▶ **Directions**
With the pictures left out, copy the listing below exactly.

▶ **Dataset content**
____________________

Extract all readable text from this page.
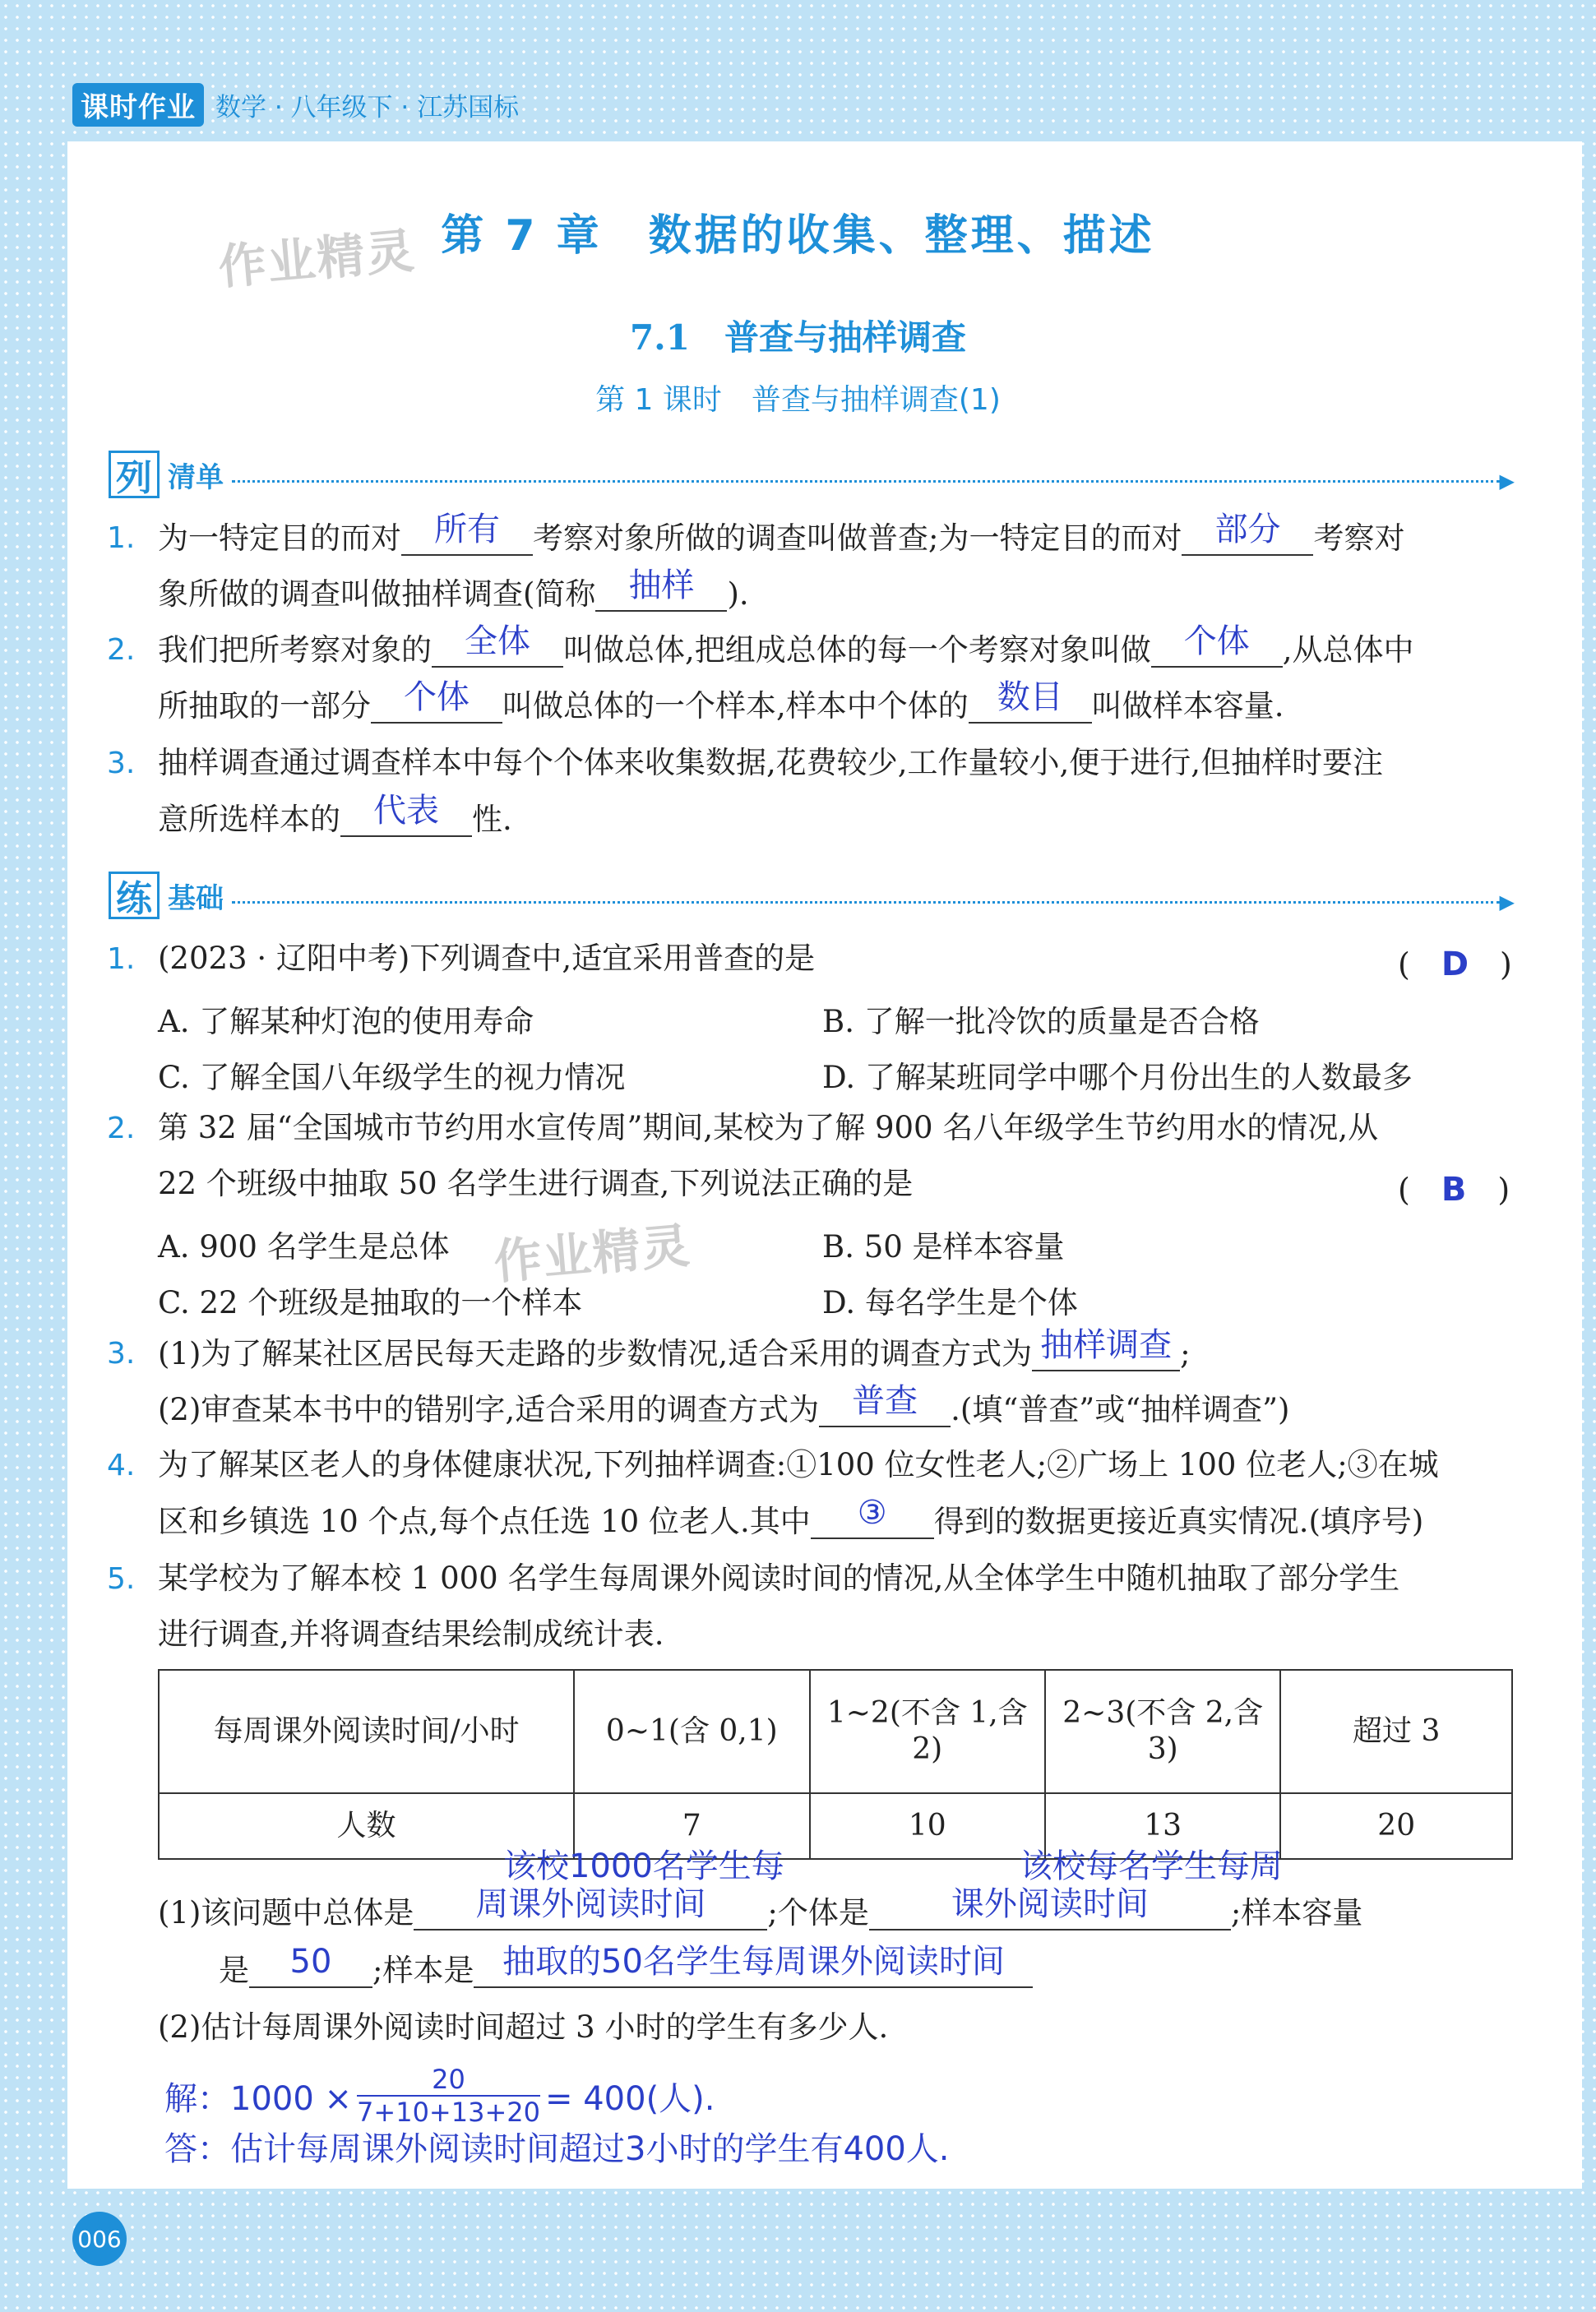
课时作业 数学 · 八年级下 · 江苏国标
作业精灵
作业精灵
第 7 章　数据的收集、整理、描述
7.1　普查与抽样调查
第 1 课时　普查与抽样调查(1)
列 清单	▶
1. 为一特定目的而对 所有 考察对象所做的调查叫做普查;为一特定目的而对 部分 考察对
象所做的调查叫做抽样调查(简称 抽样 ).
2. 我们把所考察对象的 全体 叫做总体,把组成总体的每一个考察对象叫做 个体 ,从总体中
所抽取的一部分 个体 叫做总体的一个样本,样本中个体的 数目 叫做样本容量.
3. 抽样调查通过调查样本中每个个体来收集数据,花费较少,工作量较小,便于进行,但抽样时要注
意所选样本的 代表 性.
练 基础	▶
1. (2023 · 辽阳中考)下列调查中,适宜采用普查的是	(　D　)
A. 了解某种灯泡的使用寿命	B. 了解一批冷饮的质量是否合格
C. 了解全国八年级学生的视力情况	D. 了解某班同学中哪个月份出生的人数最多
2. 第 32 届“全国城市节约用水宣传周”期间,某校为了解 900 名八年级学生节约用水的情况,从
22 个班级中抽取 50 名学生进行调查,下列说法正确的是	(　B　)
A. 900 名学生是总体	B. 50 是样本容量
C. 22 个班级是抽取的一个样本	D. 每名学生是个体
3. (1)为了解某社区居民每天走路的步数情况,适合采用的调查方式为 抽样调查 ;
(2)审查某本书中的错别字,适合采用的调查方式为 普查 .(填“普查”或“抽样调查”)
4. 为了解某区老人的身体健康状况,下列抽样调查:①100 位女性老人;②广场上 100 位老人;③在城
区和乡镇选 10 个点,每个点任选 10 位老人.其中 ③ 得到的数据更接近真实情况.(填序号)
5. 某学校为了解本校 1 000 名学生每周课外阅读时间的情况,从全体学生中随机抽取了部分学生
进行调查,并将调查结果绘制成统计表.
每周课外阅读时间/小时	0~1(含 0,1)	1~2(不含 1,含 2)	2~3(不含 2,含 3)	超过 3
人数	7	10	13	20
该校1000名学生每	该校每名学生每周
(1)该问题中总体是 周课外阅读时间 ;个体是	课外阅读时间	;样本容量
是 50 ;样本是 抽取的50名学生每周课外阅读时间
(2)估计每周课外阅读时间超过 3 小时的学生有多少人.
解：$1000 \times \frac{20}{7+10+13+20} = 400$(人).
答：估计每周课外阅读时间超过3小时的学生有400人.
006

____________________

▶ **Written answer**
Extract all readable text from this page.
课时作业 数学 · 八年级下 · 江苏国标
作业精灵
作业精灵
第 7 章　数据的收集、整理、描述
7.1　普查与抽样调查
第 1 课时　普查与抽样调查(1)
列 清单	▶
1. 为一特定目的而对 所有 考察对象所做的调查叫做普查;为一特定目的而对 部分 考察对
象所做的调查叫做抽样调查(简称 抽样 ).
2. 我们把所考察对象的 全体 叫做总体,把组成总体的每一个考察对象叫做 个体 ,从总体中
所抽取的一部分 个体 叫做总体的一个样本,样本中个体的 数目 叫做样本容量.
3. 抽样调查通过调查样本中每个个体来收集数据,花费较少,工作量较小,便于进行,但抽样时要注
意所选样本的 代表 性.
练 基础	▶
1. (2023 · 辽阳中考)下列调查中,适宜采用普查的是	(　D　)
A. 了解某种灯泡的使用寿命	B. 了解一批冷饮的质量是否合格
C. 了解全国八年级学生的视力情况	D. 了解某班同学中哪个月份出生的人数最多
2. 第 32 届“全国城市节约用水宣传周”期间,某校为了解 900 名八年级学生节约用水的情况,从
22 个班级中抽取 50 名学生进行调查,下列说法正确的是	(　B　)
A. 900 名学生是总体	B. 50 是样本容量
C. 22 个班级是抽取的一个样本	D. 每名学生是个体
3. (1)为了解某社区居民每天走路的步数情况,适合采用的调查方式为 抽样调查 ;
(2)审查某本书中的错别字,适合采用的调查方式为 普查 .(填“普查”或“抽样调查”)
4. 为了解某区老人的身体健康状况,下列抽样调查:①100 位女性老人;②广场上 100 位老人;③在城
区和乡镇选 10 个点,每个点任选 10 位老人.其中 ③ 得到的数据更接近真实情况.(填序号)
5. 某学校为了解本校 1 000 名学生每周课外阅读时间的情况,从全体学生中随机抽取了部分学生
进行调查,并将调查结果绘制成统计表.
每周课外阅读时间/小时	0~1(含 0,1)	1~2(不含 1,含 2)	2~3(不含 2,含 3)	超过 3
人数	7	10	13	20
该校1000名学生每	该校每名学生每周
(1)该问题中总体是 周课外阅读时间 ;个体是	课外阅读时间	;样本容量
是 50 ;样本是 抽取的50名学生每周课外阅读时间
(2)估计每周课外阅读时间超过 3 小时的学生有多少人.
解：$1000 \times \frac{20}{7+10+13+20} = 400$(人).
答：估计每周课外阅读时间超过3小时的学生有400人.
006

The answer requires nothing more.